Given exercise: Could you give all the records again, swapping "interactable" for "clickable" wherever it occurs and leaving everything else as it is?

** Begin **

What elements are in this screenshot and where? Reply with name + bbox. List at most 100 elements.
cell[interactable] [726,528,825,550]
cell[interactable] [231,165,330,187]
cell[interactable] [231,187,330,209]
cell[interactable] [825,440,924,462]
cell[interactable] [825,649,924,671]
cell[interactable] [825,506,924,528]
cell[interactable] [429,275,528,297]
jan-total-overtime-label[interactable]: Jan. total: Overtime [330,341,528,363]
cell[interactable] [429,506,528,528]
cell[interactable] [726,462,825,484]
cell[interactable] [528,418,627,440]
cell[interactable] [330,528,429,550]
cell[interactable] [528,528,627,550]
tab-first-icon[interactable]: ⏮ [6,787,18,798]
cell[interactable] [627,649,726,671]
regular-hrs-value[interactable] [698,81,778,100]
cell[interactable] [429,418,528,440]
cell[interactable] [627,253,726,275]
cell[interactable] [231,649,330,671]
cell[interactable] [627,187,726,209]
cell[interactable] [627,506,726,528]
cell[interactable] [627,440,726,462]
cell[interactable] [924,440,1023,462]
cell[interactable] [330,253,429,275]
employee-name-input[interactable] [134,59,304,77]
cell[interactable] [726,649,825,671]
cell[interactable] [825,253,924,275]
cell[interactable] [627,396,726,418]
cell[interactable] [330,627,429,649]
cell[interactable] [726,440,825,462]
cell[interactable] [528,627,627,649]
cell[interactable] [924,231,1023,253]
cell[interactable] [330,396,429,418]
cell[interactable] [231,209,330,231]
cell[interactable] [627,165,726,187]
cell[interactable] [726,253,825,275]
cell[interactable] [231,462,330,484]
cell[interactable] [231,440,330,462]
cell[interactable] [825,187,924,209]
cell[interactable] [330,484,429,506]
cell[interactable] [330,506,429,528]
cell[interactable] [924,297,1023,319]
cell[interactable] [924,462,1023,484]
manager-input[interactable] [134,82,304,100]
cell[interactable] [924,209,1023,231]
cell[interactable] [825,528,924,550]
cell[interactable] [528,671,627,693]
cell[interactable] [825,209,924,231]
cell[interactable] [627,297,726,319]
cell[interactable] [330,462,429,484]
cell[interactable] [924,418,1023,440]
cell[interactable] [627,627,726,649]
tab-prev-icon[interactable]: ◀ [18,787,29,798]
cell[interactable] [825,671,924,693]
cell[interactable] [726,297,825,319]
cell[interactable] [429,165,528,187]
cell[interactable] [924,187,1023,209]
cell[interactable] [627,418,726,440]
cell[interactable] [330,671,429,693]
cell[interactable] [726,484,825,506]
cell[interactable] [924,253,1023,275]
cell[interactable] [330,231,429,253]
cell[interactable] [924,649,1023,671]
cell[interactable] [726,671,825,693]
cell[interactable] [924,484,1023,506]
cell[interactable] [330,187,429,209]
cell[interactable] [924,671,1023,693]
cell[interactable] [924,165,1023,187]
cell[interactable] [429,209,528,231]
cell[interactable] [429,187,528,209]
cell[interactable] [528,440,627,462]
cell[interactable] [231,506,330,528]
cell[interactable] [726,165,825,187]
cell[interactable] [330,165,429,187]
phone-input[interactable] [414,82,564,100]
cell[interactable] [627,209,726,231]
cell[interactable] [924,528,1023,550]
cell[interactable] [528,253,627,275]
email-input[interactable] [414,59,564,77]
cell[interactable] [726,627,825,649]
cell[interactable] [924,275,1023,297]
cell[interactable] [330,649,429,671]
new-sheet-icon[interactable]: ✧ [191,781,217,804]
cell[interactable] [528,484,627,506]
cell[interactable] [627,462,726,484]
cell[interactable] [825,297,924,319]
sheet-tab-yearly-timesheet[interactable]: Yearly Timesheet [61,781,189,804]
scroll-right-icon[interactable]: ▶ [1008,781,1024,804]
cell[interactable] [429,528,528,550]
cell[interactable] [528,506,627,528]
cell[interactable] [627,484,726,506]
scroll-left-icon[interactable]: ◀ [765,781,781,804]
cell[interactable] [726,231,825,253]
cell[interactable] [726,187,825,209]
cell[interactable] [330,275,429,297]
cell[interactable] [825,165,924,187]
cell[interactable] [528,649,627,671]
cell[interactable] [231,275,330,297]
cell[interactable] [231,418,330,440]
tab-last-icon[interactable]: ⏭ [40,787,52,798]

** End **

Finished task:
What elements are in this screenshot and where? Reply with name + bbox. List at most 100 elements.
cell[clickable] [726,528,825,550]
cell[clickable] [231,165,330,187]
cell[clickable] [231,187,330,209]
cell[clickable] [825,440,924,462]
cell[clickable] [825,649,924,671]
cell[clickable] [825,506,924,528]
cell[clickable] [429,275,528,297]
jan-total-overtime-label[clickable]: Jan. total: Overtime [330,341,528,363]
cell[clickable] [429,506,528,528]
cell[clickable] [726,462,825,484]
cell[clickable] [528,418,627,440]
cell[clickable] [330,528,429,550]
cell[clickable] [528,528,627,550]
tab-first-icon[clickable]: ⏮ [6,787,18,798]
cell[clickable] [627,649,726,671]
regular-hrs-value[clickable] [698,81,778,100]
cell[clickable] [429,418,528,440]
cell[clickable] [627,253,726,275]
cell[clickable] [231,649,330,671]
cell[clickable] [627,187,726,209]
cell[clickable] [627,506,726,528]
cell[clickable] [627,440,726,462]
cell[clickable] [924,440,1023,462]
cell[clickable] [330,253,429,275]
employee-name-input[clickable] [134,59,304,77]
cell[clickable] [726,649,825,671]
cell[clickable] [825,253,924,275]
cell[clickable] [627,396,726,418]
cell[clickable] [330,627,429,649]
cell[clickable] [726,440,825,462]
cell[clickable] [528,627,627,649]
cell[clickable] [924,231,1023,253]
cell[clickable] [330,396,429,418]
cell[clickable] [231,209,330,231]
cell[clickable] [627,165,726,187]
cell[clickable] [726,253,825,275]
cell[clickable] [231,462,330,484]
cell[clickable] [231,440,330,462]
cell[clickable] [825,187,924,209]
cell[clickable] [330,484,429,506]
cell[clickable] [330,506,429,528]
cell[clickable] [924,297,1023,319]
cell[clickable] [924,462,1023,484]
manager-input[clickable] [134,82,304,100]
cell[clickable] [924,209,1023,231]
cell[clickable] [825,528,924,550]
cell[clickable] [528,671,627,693]
cell[clickable] [825,209,924,231]
cell[clickable] [627,297,726,319]
cell[clickable] [330,462,429,484]
cell[clickable] [924,418,1023,440]
cell[clickable] [627,627,726,649]
tab-prev-icon[clickable]: ◀ [18,787,29,798]
cell[clickable] [825,671,924,693]
cell[clickable] [726,297,825,319]
cell[clickable] [429,165,528,187]
cell[clickable] [924,187,1023,209]
cell[clickable] [627,418,726,440]
cell[clickable] [330,671,429,693]
cell[clickable] [726,484,825,506]
cell[clickable] [924,253,1023,275]
cell[clickable] [330,231,429,253]
cell[clickable] [924,649,1023,671]
cell[clickable] [726,671,825,693]
cell[clickable] [924,484,1023,506]
cell[clickable] [330,187,429,209]
cell[clickable] [924,671,1023,693]
cell[clickable] [924,165,1023,187]
cell[clickable] [429,209,528,231]
cell[clickable] [429,187,528,209]
cell[clickable] [528,440,627,462]
cell[clickable] [231,506,330,528]
cell[clickable] [726,165,825,187]
cell[clickable] [330,165,429,187]
phone-input[clickable] [414,82,564,100]
cell[clickable] [627,209,726,231]
cell[clickable] [924,528,1023,550]
cell[clickable] [528,253,627,275]
email-input[clickable] [414,59,564,77]
cell[clickable] [726,627,825,649]
cell[clickable] [924,275,1023,297]
cell[clickable] [330,649,429,671]
new-sheet-icon[clickable]: ✧ [191,781,217,804]
cell[clickable] [528,484,627,506]
cell[clickable] [627,462,726,484]
cell[clickable] [825,297,924,319]
sheet-tab-yearly-timesheet[clickable]: Yearly Timesheet [61,781,189,804]
scroll-right-icon[clickable]: ▶ [1008,781,1024,804]
cell[clickable] [429,528,528,550]
cell[clickable] [528,506,627,528]
cell[clickable] [627,484,726,506]
scroll-left-icon[clickable]: ◀ [765,781,781,804]
cell[clickable] [726,231,825,253]
cell[clickable] [726,187,825,209]
cell[clickable] [330,275,429,297]
cell[clickable] [825,165,924,187]
cell[clickable] [528,649,627,671]
cell[clickable] [231,275,330,297]
cell[clickable] [231,418,330,440]
tab-last-icon[clickable]: ⏭ [40,787,52,798]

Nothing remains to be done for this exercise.